-- What you need to do --
Collect the lines of the entries where "brightness" shows up.

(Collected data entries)
──────
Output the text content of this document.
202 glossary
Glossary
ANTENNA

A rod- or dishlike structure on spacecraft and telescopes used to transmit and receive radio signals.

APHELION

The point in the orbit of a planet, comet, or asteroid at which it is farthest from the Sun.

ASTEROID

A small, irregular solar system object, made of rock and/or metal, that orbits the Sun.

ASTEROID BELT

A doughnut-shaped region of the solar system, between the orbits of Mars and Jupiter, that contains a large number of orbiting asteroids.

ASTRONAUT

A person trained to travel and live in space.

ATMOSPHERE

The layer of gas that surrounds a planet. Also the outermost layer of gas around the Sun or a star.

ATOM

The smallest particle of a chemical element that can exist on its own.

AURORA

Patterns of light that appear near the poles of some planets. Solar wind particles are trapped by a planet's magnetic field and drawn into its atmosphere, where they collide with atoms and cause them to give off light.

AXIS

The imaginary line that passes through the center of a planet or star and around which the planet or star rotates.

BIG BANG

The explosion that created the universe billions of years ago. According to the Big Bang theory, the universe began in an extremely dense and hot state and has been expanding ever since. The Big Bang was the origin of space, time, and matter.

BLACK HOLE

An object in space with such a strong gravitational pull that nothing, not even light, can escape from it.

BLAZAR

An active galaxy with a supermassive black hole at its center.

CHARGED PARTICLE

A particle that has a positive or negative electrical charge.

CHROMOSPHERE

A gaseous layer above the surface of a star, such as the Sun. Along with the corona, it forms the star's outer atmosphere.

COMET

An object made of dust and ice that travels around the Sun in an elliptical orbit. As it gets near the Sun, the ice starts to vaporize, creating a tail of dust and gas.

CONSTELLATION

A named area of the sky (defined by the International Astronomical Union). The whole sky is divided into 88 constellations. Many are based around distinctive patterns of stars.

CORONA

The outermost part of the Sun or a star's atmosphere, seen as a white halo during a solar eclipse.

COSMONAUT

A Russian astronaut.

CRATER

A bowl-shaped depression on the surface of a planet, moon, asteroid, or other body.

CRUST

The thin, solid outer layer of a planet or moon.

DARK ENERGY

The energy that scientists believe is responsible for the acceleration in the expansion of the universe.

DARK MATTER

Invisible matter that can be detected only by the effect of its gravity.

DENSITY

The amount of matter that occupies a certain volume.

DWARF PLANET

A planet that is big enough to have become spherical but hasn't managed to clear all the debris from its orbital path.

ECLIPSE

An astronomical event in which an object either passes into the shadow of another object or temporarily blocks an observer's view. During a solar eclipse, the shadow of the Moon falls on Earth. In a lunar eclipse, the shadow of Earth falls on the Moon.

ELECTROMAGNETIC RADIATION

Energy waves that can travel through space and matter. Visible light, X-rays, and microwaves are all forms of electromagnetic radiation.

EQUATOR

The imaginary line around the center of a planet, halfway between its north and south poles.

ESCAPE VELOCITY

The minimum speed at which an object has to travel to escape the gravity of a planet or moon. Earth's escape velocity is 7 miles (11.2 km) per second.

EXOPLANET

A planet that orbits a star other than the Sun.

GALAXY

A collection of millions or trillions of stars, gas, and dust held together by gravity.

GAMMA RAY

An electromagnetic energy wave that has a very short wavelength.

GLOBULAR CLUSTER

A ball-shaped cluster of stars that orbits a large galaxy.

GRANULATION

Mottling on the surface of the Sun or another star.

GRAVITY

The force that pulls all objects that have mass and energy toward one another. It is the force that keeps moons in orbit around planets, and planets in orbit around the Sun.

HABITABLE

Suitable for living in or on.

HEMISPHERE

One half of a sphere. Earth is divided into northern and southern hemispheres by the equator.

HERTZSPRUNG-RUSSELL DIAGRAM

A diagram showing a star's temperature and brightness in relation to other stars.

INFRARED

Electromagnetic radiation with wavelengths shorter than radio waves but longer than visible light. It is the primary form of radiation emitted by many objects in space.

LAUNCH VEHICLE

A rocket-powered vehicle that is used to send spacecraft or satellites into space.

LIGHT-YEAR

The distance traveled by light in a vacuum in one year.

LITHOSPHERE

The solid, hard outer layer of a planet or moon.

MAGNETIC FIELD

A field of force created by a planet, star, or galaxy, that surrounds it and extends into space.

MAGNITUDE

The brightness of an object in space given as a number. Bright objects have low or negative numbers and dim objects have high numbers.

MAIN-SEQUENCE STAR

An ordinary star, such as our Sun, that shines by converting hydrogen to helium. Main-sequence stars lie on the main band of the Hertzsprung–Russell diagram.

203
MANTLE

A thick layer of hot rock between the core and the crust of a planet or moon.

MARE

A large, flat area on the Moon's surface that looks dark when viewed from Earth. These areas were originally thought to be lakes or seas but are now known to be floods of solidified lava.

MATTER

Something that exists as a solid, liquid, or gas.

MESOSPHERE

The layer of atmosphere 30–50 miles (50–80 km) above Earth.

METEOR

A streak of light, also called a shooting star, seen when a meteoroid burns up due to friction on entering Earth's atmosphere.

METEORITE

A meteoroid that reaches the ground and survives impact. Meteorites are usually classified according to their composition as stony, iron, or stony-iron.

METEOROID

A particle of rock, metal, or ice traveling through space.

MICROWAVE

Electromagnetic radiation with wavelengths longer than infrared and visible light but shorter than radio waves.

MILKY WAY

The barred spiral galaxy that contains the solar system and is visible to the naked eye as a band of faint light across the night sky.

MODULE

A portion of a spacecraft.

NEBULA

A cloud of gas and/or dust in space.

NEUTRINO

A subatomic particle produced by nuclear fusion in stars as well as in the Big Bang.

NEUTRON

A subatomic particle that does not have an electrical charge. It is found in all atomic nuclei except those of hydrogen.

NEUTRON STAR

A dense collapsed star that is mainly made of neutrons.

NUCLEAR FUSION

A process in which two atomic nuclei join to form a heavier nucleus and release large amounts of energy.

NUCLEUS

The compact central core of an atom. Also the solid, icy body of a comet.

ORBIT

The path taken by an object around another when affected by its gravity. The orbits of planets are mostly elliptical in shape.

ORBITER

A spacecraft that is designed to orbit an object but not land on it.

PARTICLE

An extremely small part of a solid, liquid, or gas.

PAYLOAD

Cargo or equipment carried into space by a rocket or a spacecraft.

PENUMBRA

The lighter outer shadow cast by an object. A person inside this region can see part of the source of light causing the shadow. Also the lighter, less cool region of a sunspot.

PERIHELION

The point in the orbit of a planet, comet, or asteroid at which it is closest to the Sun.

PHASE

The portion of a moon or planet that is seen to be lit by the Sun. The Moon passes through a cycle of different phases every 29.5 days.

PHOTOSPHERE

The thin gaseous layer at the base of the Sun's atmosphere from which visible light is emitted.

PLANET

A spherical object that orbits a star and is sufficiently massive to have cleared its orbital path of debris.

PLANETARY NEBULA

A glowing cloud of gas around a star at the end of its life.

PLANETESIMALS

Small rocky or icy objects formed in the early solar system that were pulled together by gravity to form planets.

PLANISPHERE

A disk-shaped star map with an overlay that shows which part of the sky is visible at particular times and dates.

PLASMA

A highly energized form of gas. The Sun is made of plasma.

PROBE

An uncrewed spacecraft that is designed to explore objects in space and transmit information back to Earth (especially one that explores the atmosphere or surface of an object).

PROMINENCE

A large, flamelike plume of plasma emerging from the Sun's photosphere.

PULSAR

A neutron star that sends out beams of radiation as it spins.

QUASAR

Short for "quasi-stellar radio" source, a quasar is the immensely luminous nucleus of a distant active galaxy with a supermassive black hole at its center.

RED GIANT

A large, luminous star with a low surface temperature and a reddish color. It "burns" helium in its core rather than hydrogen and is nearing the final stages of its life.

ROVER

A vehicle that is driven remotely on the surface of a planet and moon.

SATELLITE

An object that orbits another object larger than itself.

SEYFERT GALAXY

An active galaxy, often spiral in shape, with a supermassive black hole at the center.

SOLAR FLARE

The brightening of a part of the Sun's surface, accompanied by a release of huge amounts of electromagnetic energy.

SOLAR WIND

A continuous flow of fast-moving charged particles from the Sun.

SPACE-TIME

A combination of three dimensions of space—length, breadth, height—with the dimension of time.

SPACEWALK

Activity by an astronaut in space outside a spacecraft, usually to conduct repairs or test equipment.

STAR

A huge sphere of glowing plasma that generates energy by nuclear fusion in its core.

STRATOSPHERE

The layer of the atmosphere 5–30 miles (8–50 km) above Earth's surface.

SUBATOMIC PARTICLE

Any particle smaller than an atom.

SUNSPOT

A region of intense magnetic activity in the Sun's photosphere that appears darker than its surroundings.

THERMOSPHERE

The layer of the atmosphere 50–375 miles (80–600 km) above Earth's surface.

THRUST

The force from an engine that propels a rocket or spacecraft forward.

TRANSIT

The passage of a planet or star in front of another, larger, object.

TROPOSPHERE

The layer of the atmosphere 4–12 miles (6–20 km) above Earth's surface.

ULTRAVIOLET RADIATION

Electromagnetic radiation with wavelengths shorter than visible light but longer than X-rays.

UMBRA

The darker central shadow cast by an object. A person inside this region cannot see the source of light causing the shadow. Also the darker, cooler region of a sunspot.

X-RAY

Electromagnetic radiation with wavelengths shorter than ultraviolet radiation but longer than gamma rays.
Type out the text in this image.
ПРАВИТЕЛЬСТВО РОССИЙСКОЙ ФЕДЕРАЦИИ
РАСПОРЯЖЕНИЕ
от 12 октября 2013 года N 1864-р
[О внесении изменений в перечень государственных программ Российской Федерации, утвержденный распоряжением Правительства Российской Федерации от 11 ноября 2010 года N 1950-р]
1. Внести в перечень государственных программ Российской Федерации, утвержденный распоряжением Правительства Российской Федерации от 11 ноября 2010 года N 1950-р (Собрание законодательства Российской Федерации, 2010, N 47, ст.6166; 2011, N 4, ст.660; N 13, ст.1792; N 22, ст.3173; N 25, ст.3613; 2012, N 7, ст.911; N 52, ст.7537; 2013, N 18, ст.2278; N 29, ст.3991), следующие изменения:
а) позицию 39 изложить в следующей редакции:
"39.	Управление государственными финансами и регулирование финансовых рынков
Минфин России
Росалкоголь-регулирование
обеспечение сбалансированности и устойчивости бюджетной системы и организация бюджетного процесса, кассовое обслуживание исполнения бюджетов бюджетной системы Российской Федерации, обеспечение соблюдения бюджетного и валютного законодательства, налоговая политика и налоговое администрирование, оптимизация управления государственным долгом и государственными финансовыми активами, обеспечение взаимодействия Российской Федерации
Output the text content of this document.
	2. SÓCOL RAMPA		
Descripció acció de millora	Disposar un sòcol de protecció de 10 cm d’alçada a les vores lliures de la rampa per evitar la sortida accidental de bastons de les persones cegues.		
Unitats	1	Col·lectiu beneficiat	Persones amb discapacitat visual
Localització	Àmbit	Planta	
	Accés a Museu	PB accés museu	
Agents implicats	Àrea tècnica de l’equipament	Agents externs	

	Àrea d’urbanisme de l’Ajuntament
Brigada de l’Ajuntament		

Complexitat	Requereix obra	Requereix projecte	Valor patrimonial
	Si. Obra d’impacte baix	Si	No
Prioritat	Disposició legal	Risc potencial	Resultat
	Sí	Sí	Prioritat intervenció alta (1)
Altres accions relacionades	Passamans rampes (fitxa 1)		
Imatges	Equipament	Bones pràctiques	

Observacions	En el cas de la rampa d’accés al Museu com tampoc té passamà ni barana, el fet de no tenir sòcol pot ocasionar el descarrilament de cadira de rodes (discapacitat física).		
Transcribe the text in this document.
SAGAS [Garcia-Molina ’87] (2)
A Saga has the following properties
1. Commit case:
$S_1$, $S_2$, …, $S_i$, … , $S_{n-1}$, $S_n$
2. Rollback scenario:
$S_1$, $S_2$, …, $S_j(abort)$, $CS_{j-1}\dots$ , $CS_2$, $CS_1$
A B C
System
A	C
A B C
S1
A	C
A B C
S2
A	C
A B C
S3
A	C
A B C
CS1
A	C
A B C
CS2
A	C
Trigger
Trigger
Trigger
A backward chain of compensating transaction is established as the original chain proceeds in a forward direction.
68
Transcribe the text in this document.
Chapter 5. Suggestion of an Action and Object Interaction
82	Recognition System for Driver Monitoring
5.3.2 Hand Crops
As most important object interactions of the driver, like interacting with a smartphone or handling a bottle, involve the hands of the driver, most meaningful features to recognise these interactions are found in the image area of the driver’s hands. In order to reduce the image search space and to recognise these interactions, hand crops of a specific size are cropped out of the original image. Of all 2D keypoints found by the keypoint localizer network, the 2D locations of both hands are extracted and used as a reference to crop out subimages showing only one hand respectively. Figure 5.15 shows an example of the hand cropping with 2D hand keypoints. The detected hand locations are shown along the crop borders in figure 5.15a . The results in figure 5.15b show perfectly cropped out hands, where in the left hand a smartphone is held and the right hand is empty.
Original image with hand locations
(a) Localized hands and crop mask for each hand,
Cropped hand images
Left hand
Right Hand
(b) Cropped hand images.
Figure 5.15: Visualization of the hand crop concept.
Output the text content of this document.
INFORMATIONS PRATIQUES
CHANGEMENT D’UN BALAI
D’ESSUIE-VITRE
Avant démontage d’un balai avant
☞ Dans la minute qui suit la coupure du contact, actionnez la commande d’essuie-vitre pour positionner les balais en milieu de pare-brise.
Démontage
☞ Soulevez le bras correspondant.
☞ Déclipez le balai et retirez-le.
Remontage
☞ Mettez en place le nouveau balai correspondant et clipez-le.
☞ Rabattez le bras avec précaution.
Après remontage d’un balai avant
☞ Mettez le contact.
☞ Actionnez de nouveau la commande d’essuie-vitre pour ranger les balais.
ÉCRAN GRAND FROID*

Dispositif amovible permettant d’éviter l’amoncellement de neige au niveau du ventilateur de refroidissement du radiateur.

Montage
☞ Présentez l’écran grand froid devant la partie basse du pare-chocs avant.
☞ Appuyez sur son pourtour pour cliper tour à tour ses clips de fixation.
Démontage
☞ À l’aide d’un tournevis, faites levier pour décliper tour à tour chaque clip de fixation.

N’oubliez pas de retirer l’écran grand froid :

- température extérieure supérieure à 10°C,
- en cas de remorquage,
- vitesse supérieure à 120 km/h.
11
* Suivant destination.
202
──────
-- Full answer --
A diagram showing a star's temperature and brightness in relation to other stars.
The brightness of an object in space given as a number. Bright objects have low or negative numbers and dim objects have high numbers.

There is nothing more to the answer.